[Dataset entries]
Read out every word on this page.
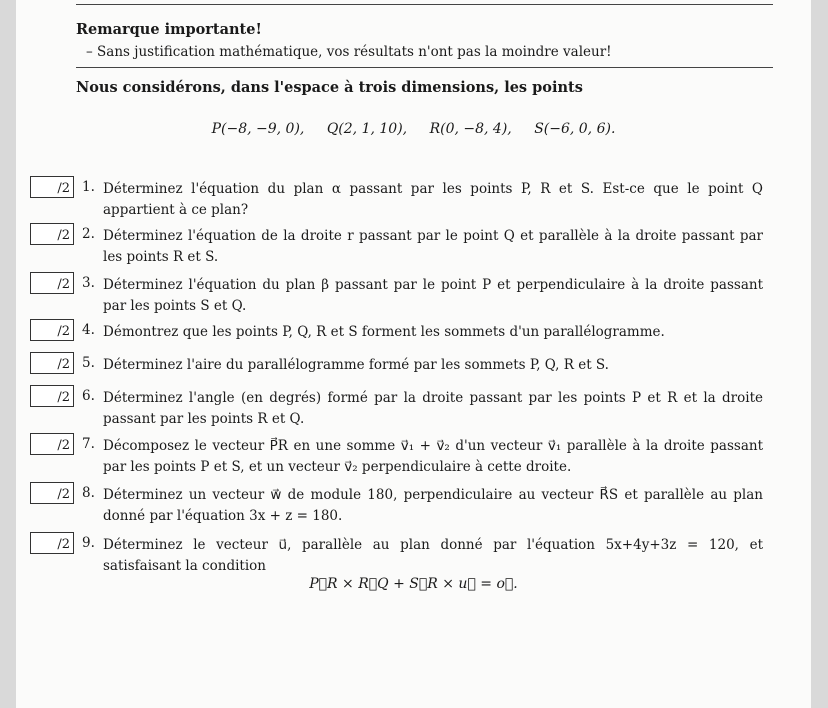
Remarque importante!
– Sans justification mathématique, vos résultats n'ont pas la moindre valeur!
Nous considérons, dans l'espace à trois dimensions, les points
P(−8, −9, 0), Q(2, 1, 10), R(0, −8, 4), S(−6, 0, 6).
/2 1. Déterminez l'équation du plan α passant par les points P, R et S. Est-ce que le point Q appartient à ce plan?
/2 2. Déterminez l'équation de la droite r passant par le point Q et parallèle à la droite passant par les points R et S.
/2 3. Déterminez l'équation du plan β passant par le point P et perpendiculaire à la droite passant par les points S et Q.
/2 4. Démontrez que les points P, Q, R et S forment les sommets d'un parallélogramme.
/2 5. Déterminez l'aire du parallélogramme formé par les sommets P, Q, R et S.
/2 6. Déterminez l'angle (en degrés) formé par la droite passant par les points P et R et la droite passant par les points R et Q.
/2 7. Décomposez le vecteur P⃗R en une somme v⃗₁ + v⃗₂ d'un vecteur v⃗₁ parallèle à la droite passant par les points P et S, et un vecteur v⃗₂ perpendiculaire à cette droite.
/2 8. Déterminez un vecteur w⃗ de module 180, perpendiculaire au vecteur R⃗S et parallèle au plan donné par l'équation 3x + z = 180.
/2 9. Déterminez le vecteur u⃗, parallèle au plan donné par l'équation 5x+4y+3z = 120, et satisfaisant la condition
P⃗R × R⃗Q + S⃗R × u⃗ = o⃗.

...

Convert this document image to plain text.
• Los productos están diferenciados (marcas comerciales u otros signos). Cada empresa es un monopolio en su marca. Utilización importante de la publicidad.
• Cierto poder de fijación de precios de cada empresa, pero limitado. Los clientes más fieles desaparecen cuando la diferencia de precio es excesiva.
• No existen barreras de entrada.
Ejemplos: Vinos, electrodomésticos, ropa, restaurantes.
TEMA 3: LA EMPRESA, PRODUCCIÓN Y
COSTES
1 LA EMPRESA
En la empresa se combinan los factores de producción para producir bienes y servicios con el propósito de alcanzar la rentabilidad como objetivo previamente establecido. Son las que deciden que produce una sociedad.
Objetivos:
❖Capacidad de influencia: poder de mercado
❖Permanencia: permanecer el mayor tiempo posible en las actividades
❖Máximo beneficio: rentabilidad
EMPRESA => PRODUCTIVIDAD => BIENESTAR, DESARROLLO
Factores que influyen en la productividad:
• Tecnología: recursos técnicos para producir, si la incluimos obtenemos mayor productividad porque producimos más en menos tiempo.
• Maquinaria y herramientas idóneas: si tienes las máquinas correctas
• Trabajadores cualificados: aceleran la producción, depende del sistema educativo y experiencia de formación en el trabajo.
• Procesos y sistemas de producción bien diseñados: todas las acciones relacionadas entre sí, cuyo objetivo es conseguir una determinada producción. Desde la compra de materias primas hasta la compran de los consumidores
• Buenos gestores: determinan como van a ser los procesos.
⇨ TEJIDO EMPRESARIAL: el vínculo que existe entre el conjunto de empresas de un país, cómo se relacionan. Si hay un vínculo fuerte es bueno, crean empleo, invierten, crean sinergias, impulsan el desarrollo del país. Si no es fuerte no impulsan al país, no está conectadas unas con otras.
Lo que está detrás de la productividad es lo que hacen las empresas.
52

● **SHORT PROBLEM**: Check each line of the records for the word "poder", and show the lines that contain it.

● **EXPECTED ANSWER**:
• Cierto poder de fijación de precios de cada empresa, pero limitado. Los clientes más fieles desaparecen cuando la diferencia de precio es excesiva.
❖Capacidad de influencia: poder de mercado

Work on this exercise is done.